Data lines »
————————

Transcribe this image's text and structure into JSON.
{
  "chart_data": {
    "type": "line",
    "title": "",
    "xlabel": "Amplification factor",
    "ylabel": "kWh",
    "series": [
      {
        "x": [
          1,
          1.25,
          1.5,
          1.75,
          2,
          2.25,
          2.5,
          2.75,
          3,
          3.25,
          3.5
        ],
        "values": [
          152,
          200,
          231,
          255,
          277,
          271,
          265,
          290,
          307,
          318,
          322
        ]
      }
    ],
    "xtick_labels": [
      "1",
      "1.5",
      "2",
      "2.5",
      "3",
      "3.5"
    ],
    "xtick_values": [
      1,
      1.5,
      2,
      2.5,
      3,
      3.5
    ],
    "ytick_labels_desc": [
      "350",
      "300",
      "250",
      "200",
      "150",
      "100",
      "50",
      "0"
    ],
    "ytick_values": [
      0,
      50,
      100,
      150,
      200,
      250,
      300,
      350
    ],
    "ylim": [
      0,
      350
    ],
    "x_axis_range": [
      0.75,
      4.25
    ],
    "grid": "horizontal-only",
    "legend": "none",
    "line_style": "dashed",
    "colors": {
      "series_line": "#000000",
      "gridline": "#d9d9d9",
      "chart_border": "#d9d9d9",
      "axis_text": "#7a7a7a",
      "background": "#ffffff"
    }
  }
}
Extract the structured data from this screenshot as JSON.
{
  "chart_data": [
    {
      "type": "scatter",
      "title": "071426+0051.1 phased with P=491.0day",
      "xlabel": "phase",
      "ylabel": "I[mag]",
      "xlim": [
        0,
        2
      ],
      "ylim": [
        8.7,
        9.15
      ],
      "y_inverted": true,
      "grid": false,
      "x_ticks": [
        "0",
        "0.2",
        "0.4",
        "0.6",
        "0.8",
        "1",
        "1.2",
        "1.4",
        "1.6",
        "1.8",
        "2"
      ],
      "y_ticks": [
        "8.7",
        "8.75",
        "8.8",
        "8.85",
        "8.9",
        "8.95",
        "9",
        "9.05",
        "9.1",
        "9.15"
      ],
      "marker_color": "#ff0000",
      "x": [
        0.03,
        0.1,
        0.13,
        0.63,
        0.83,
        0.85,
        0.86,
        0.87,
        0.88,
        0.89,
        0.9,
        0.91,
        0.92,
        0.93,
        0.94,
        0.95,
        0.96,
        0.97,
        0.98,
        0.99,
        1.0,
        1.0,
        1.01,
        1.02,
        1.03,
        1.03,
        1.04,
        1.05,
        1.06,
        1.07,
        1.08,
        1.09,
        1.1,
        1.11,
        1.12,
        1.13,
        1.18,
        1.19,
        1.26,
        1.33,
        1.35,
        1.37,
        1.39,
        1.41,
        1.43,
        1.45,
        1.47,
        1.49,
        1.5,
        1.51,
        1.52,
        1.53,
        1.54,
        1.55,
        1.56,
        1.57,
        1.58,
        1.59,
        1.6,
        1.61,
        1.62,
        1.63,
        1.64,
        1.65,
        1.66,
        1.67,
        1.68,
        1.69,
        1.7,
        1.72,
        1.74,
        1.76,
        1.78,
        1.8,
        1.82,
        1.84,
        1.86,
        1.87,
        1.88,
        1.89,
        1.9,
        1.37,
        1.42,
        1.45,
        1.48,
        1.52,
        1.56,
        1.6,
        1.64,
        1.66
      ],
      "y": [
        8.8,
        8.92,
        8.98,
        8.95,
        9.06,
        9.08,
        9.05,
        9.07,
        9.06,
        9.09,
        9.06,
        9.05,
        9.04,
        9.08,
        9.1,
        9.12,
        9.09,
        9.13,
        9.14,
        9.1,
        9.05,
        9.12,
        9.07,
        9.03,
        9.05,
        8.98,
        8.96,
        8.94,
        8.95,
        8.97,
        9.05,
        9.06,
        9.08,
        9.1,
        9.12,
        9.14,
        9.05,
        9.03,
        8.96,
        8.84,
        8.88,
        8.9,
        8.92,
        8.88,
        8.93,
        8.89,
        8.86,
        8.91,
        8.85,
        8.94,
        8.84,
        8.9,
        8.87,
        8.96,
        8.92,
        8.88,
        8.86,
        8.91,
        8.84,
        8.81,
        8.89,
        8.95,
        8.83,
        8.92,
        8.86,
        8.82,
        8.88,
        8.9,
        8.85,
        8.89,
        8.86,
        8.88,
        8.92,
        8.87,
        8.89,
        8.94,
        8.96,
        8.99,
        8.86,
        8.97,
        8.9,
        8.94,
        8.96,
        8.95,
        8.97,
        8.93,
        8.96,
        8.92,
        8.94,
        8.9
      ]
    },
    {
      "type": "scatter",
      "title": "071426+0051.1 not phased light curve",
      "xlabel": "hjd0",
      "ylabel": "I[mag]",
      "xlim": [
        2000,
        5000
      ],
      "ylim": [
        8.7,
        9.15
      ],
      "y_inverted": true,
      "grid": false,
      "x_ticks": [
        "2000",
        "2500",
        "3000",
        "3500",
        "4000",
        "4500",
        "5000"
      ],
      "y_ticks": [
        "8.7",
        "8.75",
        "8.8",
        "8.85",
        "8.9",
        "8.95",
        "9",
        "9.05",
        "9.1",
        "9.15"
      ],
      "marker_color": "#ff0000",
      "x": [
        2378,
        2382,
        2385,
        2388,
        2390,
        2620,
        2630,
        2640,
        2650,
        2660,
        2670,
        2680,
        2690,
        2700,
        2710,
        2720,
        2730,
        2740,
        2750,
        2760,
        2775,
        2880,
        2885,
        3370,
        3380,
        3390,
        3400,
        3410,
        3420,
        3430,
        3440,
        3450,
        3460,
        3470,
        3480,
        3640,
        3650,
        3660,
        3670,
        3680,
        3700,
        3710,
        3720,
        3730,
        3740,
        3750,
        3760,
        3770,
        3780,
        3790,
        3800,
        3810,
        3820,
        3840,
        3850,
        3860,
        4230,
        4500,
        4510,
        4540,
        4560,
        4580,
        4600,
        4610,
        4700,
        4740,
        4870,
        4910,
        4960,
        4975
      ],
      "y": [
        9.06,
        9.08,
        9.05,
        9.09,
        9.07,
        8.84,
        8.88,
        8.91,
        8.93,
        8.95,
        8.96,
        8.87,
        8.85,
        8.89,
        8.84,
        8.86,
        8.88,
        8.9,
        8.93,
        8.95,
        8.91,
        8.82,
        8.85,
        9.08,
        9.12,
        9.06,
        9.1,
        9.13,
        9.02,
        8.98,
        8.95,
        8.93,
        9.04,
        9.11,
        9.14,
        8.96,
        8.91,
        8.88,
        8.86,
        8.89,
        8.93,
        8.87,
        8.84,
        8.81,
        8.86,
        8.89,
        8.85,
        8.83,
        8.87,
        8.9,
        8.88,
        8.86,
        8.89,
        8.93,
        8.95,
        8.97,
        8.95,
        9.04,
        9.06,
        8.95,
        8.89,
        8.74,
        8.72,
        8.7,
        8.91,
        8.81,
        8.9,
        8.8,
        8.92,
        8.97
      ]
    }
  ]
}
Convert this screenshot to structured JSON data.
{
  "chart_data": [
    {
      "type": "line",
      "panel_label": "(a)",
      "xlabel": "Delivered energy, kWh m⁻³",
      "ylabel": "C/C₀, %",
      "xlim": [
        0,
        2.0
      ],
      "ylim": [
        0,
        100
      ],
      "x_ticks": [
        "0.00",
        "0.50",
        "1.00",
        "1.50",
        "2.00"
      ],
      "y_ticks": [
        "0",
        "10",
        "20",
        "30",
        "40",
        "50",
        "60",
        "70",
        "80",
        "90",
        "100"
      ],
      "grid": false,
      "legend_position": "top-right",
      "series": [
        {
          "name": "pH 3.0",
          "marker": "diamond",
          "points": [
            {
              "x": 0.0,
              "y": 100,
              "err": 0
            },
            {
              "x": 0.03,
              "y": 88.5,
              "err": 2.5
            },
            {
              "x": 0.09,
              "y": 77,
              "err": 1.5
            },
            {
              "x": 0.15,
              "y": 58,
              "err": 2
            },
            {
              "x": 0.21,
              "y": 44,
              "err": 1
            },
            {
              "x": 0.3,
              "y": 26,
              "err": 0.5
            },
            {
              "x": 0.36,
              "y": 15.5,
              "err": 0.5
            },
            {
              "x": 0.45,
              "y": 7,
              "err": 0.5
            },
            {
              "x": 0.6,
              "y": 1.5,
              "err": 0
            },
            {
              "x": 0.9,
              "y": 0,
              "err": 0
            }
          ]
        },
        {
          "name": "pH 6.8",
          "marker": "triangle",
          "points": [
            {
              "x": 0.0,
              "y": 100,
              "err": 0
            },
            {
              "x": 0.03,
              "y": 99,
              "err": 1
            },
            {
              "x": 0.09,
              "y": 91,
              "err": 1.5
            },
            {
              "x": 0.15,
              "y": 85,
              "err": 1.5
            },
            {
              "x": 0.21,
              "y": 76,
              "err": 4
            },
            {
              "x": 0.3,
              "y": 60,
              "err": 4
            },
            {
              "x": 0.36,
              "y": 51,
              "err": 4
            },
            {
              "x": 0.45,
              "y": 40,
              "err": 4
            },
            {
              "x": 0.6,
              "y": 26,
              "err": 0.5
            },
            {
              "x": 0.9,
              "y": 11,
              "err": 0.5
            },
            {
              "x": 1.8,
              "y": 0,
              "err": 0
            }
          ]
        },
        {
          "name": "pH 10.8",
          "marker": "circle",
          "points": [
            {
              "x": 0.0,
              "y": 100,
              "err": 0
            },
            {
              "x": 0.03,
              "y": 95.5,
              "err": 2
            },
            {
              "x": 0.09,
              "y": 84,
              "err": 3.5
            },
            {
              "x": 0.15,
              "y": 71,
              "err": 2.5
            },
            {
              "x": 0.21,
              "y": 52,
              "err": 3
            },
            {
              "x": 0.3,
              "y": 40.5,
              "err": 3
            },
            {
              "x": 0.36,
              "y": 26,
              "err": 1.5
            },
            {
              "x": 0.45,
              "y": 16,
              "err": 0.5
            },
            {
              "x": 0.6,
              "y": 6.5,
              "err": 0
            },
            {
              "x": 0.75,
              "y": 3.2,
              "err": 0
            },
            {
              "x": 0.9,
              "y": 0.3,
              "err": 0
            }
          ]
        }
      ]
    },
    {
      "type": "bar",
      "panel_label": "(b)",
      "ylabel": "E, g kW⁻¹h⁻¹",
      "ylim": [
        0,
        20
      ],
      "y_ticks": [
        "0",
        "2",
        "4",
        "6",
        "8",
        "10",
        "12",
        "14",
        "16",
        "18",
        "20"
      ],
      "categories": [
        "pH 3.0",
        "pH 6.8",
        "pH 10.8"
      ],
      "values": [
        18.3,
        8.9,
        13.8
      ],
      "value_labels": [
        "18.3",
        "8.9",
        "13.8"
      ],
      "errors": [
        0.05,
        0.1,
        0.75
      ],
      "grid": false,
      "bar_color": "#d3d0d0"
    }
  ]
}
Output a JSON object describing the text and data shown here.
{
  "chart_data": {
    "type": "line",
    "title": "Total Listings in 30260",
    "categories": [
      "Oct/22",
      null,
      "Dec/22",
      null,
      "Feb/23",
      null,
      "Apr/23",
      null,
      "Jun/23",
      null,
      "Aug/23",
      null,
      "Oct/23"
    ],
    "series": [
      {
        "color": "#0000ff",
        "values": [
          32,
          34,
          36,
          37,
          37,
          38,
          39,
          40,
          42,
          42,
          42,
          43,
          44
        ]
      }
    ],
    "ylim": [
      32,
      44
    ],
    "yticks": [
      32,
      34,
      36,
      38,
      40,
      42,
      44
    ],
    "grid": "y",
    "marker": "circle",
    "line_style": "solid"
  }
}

————————

Exercise description » Go through the records above and copy every line with the word "ylabel".

Expected answer »
    "ylabel": "kWh",
      "ylabel": "I[mag]",
      "ylabel": "I[mag]",
      "ylabel": "C/C₀, %",
      "ylabel": "E, g kW⁻¹h⁻¹",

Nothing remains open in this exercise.